Optimal weather can hide a genetically weak variety during a single season trial. Dedman gathers test variety data for three to four years to avoid the fallacy of a one-hit wonder.  If a particular seed does well, he might recommend it for 200 acres one season, 400 acres the next and on up the ladder. Small steps prevent big losses. 

“Cutting corners on seed is a big mistake,” Dedman warns. “Choose a cheaper seed variety and you can save yourself into bankruptcy.”

Dedman loves the challenge of yield contests, such as Arkansas Soybean Association’s Grow for the Green, and says critics miss the point of pushing yields. “If we find one technique or product that boosts yield by 5 bu., the result is a win for everyone,” he says.

From 2013 through 2016, Dedman eclipsed 100 bu. five times, with five different varieties: Asgrow 4632, 107.63 bu.; Pioneer 45T11, 100.61 bu.; Pioneer 47T36, 108.72 bu.; Pioneer 48T53R, 106.50 bu.; and Syngenta 47K5, 100.99 bu. His overall farm average approaches 90 bu. per acre.

Going against the grain, Dedman insists on inoculation every year. In 2016, he’s used Genesis Ag seed treatments and in-furrow fertilizer. He says the soybeans jumped up early and strong. “Seed treatments are expensive, but you know what’s more expensive? Replanting or losing a crop,” he says.

Timing isn’t everything, but it’s close, Dedman adds. Planting, weeds, irrigation and nutrient applications all revolve around precise timing. Many operations suffer from personnel disfunction and a lack of teamwork, an ill recipe that wreaks havoc on timing. 

Dedman is no magician, just a man who sticks to farming simplicity. “The crop is your child and you better act like it,” he says. 

It’s agronomy 101: Plants are made to feed through roots and leaves are made to produce carbohydrates through photosynthesis. Dedman follows the logic to spoon-feed soybeans beyond early application. Soybeans consume large quantities of potash, and farmers sometimes neglect the nutrient later in the season. Essentially, a skinny man eats less than a fat man. 

“You want big yields? Then you want big weight. Crops don’t eat everything at once, and you’ve got to know your timing,” he says.

_Problems to solve_
1. Using the soybean article, decide whether each statement agrees with it. For each, answer yes or no and quote the deciding words.
(a) Dedman collects test variety data over three to four years.
(b) Dedman inoculates only in some years.
(c) Dedman's overall farm average is above 100 bu. per acre.
2. Translate this sentence from the soybean article into Spanish: "Dedman gathers test variety data for three to four years to avoid the fallacy of a one-hit wonder."
3. Answer these questions from the soybean article.
(a) Which yield contest is given as an example?
(b) What did Dedman use in 2016 besides in-furrow fertilizer?
(c) Which variety yielded 108.72 bu.?

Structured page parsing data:
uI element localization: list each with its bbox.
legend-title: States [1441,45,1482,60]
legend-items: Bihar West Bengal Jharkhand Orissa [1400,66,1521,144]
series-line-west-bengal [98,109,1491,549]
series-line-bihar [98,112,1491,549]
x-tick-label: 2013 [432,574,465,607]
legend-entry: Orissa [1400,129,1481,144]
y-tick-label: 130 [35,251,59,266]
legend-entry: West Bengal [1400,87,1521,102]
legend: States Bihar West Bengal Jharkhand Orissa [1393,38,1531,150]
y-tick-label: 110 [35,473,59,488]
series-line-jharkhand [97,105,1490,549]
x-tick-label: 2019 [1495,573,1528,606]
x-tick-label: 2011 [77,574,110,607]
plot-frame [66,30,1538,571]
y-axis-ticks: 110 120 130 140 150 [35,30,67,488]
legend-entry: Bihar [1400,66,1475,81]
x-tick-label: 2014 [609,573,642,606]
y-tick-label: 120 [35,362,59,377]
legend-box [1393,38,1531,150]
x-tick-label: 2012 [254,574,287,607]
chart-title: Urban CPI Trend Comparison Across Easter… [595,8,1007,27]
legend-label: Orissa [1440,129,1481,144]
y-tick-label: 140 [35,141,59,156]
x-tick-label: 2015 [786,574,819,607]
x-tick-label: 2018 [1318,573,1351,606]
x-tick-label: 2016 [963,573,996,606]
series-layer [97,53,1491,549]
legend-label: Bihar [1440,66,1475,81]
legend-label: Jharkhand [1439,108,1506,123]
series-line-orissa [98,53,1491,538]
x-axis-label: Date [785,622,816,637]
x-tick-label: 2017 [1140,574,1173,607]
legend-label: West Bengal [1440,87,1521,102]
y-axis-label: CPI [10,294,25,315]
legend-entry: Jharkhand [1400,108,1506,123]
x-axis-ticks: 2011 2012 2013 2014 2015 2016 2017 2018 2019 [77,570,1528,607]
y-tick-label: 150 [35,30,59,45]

_Results for the exercise_
1.
(a) Yes: "Dedman gathers test variety data for three to four years to avoid the fallacy of a one-hit wonder."
(b) No: "Dedman insists on inoculation every year."
(c) No: "His overall farm average approaches 90 bu. per acre."

2. Dedman recopila datos de variedades de prueba durante tres a cuatro años para evitar la falacia de un éxito pasajero.

3.
(a) The Arkansas Soybean Association's Grow for the Green.
(b) Genesis Ag seed treatments.
(c) Pioneer 47T36.